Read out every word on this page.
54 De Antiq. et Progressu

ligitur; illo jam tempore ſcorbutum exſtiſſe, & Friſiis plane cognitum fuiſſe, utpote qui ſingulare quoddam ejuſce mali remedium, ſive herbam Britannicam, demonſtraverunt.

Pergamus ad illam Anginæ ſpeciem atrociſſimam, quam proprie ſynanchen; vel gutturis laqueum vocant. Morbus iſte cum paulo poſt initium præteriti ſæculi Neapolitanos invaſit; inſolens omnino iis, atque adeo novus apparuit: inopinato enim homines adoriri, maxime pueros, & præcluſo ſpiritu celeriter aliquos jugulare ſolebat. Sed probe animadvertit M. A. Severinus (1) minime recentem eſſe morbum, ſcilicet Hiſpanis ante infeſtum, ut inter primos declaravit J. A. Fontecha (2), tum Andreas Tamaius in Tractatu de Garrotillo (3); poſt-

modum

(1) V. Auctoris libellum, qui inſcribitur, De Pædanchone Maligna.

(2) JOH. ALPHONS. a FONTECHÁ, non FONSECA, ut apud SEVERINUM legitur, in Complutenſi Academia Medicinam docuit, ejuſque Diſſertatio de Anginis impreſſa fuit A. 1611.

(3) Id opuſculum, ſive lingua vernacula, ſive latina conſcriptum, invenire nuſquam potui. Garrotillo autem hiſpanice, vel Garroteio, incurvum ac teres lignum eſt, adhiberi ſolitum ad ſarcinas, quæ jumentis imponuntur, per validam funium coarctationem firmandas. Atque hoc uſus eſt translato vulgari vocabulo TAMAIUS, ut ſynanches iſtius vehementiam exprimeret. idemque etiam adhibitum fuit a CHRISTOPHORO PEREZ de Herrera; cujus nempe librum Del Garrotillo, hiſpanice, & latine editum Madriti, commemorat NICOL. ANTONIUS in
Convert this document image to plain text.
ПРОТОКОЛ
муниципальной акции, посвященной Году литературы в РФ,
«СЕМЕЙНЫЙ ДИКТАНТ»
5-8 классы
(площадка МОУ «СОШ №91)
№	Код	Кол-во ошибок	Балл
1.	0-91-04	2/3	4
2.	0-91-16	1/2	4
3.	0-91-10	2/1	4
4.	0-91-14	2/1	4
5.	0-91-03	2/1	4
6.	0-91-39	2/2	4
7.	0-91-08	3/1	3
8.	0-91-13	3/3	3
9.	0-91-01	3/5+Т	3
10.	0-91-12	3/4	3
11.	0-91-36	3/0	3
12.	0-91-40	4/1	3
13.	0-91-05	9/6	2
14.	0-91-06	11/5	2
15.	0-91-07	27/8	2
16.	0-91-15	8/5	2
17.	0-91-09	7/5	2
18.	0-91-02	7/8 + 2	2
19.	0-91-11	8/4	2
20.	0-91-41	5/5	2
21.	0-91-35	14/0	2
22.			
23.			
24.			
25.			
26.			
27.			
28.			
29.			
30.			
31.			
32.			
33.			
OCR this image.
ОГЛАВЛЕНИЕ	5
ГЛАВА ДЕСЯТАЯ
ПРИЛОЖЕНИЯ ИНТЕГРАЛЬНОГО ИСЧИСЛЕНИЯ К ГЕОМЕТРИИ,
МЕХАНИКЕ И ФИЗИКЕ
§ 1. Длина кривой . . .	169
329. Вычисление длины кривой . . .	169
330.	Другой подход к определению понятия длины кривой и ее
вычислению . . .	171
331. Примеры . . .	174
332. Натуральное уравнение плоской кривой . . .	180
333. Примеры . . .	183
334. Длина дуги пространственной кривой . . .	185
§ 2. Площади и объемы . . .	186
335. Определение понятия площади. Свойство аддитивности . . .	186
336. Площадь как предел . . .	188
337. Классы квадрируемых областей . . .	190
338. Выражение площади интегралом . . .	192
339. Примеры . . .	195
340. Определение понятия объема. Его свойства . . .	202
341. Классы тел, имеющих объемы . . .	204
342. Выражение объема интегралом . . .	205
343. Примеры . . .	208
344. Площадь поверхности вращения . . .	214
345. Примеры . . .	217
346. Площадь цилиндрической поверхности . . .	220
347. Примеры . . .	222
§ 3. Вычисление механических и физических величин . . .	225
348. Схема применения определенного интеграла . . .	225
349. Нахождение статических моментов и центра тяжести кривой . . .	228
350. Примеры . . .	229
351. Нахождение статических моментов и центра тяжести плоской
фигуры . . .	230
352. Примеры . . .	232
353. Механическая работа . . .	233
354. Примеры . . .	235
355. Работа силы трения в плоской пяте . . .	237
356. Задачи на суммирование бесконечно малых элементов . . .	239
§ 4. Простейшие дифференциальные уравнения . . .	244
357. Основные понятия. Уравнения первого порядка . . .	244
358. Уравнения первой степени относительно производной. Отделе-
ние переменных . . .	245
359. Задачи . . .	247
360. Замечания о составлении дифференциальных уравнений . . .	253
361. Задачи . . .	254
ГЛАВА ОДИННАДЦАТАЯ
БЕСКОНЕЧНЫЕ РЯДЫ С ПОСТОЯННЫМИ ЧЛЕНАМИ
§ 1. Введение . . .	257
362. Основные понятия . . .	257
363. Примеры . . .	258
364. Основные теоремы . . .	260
+++++
Scan the records above for the string "Площадь", then select every line that holds it.

336. Площадь как предел . . .	188
344. Площадь поверхности вращения . . .	214
346. Площадь цилиндрической поверхности . . .	220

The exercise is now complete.